**What is needed:** Omit all pictures, then retype the data exactly as given.
-- start of Records for the task --
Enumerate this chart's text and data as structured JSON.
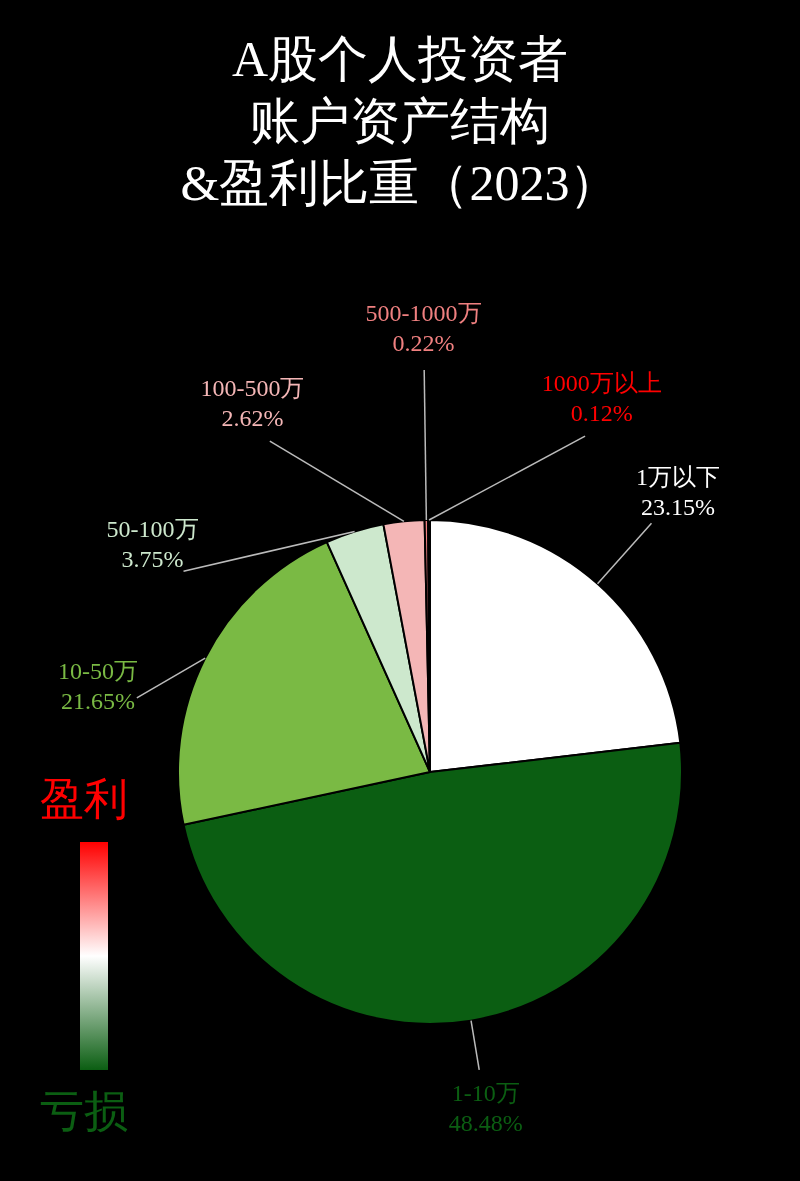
{
  "chart_data": {
    "type": "pie",
    "title": "A股个人投资者账户资产结构",
    "subtitle": "&盈利比重（2023）",
    "categories": [
      "1万以下",
      "1-10万",
      "10-50万",
      "50-100万",
      "100-500万",
      "500-1000万",
      "1000万以上"
    ],
    "values": [
      23.15,
      48.48,
      21.65,
      3.75,
      2.62,
      0.22,
      0.12
    ],
    "value_labels": [
      "23.15%",
      "48.48%",
      "21.65%",
      "3.75%",
      "2.62%",
      "0.22%",
      "0.12%"
    ],
    "colors": [
      "#ffffff",
      "#0b5e12",
      "#7aba44",
      "#cde8cd",
      "#f4b6b6",
      "#f08080",
      "#ff0000"
    ],
    "annotations": [
      "盈利",
      "亏损"
    ],
    "legend": false
  }
}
-- end of Records for the task --
**Exercise response:**
Enumerate this chart's text and data as structured JSON.
{
  "chart_data": {
    "type": "pie",
    "title": "A股个人投资者账户资产结构",
    "subtitle": "&盈利比重（2023）",
    "categories": [
      "1万以下",
      "1-10万",
      "10-50万",
      "50-100万",
      "100-500万",
      "500-1000万",
      "1000万以上"
    ],
    "values": [
      23.15,
      48.48,
      21.65,
      3.75,
      2.62,
      0.22,
      0.12
    ],
    "value_labels": [
      "23.15%",
      "48.48%",
      "21.65%",
      "3.75%",
      "2.62%",
      "0.22%",
      "0.12%"
    ],
    "colors": [
      "#ffffff",
      "#0b5e12",
      "#7aba44",
      "#cde8cd",
      "#f4b6b6",
      "#f08080",
      "#ff0000"
    ],
    "annotations": [
      "盈利",
      "亏损"
    ],
    "legend": false
  }
}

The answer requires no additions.